◆ Work to be completed:
Print everything in the rheumatoid arthritis excerpt below from "The association between" down to "rates (Fig 4B).", word for word.

◆ Excerpted text:
<<<<

The association between the incidence of RA among AYAs and SDI at the regional level from 1990 to 2019 (A) and national level at 2019 (B). RA = rheumatoid arthritis. AYAs = adolescents and young adults. SDI = social development index.

https://doi.org/10.1371/journal.pone.0302140.g004

The analysis at the national level found that there is a nonlinear relationship between the incidence rate and SDI, and the high burden of RA not only exists in developed countries, but also in underdeveloped countries. The incidence rates in Puerto Rico, the UK, Uzbekistan, Brazil, Uzbekistan, Honduras, Nicaragua, Pakistan, Nepal, and many other countries are much higher than expected. In contrast, many countries, such as Norway, the United Arab Emirates, Qatar, Sri Lanka, Nigeria, Senegal, have lower than expected incidence rates (Fig 4B).

Discussions

RA is a chronic inflammatory condition that not only affects the musculoskeletal system but also has negative impacts on multiple systems and organs in the body, as highlighted in several studies [1, 14–16]. Therefore, early intervention and treatment for RA in AYAs is of utmost importance. Several studies have investigated the global burden and trends of RA in adolescents and young adults [9, 17], but to our knowledge, this study is the first systematic evaluation of the global burden and trends of RA in adolescents and young adults across 204 countries and territories from 1990 to 2019.

The study revealed that in 2019, the global incidence of RA in adolescents was 5.41 per 100 000 population, and the prevalence was 36.34 per 100 000 population. Compared to 1990, these rates increased by 8.63% and 6.54%, respectively. Although there was a slight decrease of 2.94% in DALYs rate between 1990 and 2019, the change was not statistically significant. Overall, the trend of RA incidence and disease burden in the adolescent population remains concerning, necessitating more effective intervention measures to curb this phenomenon and reduce future disease burden.

Analysis of the incidence, prevalence, and DALYs rate of RA in different genders and age groups among adolescents revealed that females had higher incidence and prevalence as well as DALYs rate compared to males. This is consistent with the findings of studies conducted by Guan S. et al [2] and Safiri S. et al [9]. Similar gender disparities were also found in middle-aged and older populations. It is well-documented that autoimmune diseases are more common in females, and they are the fourth leading cause of disability in women [18, 19]. This may be related to sex hormones, as androgens have been shown to suppress humoral and cellular immune responses, while estrogens enhance humoral immune responses [20]. A study of 105 303 men with prostate cancer found that those who received androgen deprivation therapy had a 23 percent increase in RA diagnoses over five years [21]. Another study on RA patients found lower levels of androgens (testosterone, dihydrotestosterone, and dehydroepiandrosterone sulfate) in their body fluid, suggesting that reduced androgen levels increase the risk of RA diagnosis [22]. Therefore, in formulating policies for the prevention and treatment of RA, greater attention should be paid to the female population. Additionally, androgen intervention may become a useful treatment measure for RA.

>>>>

◆ Excerpted data:
<<<<

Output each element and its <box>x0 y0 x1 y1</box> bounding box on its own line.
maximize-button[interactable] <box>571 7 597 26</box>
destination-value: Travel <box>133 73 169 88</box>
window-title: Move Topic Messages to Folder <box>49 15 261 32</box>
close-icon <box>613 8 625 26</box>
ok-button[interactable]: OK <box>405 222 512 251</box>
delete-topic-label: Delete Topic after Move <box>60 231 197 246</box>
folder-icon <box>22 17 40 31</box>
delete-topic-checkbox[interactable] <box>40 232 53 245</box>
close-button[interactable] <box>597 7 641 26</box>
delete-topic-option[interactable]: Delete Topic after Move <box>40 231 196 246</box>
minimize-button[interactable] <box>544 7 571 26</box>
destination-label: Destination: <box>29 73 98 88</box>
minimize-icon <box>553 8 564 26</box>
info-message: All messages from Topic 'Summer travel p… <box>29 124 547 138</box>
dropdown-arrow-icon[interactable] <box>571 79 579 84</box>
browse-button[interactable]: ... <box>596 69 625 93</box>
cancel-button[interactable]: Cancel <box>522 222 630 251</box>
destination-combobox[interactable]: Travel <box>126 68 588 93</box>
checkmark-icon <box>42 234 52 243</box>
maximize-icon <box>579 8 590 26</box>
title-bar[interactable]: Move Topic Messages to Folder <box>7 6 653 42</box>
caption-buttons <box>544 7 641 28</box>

>>>>

◆ Task solution:
The association between the incidence of RA among AYAs and SDI at the regional level from 1990 to 2019 (A) and national level at 2019 (B). RA = rheumatoid arthritis. AYAs = adolescents and young adults. SDI = social development index.

https://doi.org/10.1371/journal.pone.0302140.g004

The analysis at the national level found that there is a nonlinear relationship between the incidence rate and SDI, and the high burden of RA not only exists in developed countries, but also in underdeveloped countries. The incidence rates in Puerto Rico, the UK, Uzbekistan, Brazil, Uzbekistan, Honduras, Nicaragua, Pakistan, Nepal, and many other countries are much higher than expected. In contrast, many countries, such as Norway, the United Arab Emirates, Qatar, Sri Lanka, Nigeria, Senegal, have lower than expected incidence rates (Fig 4B).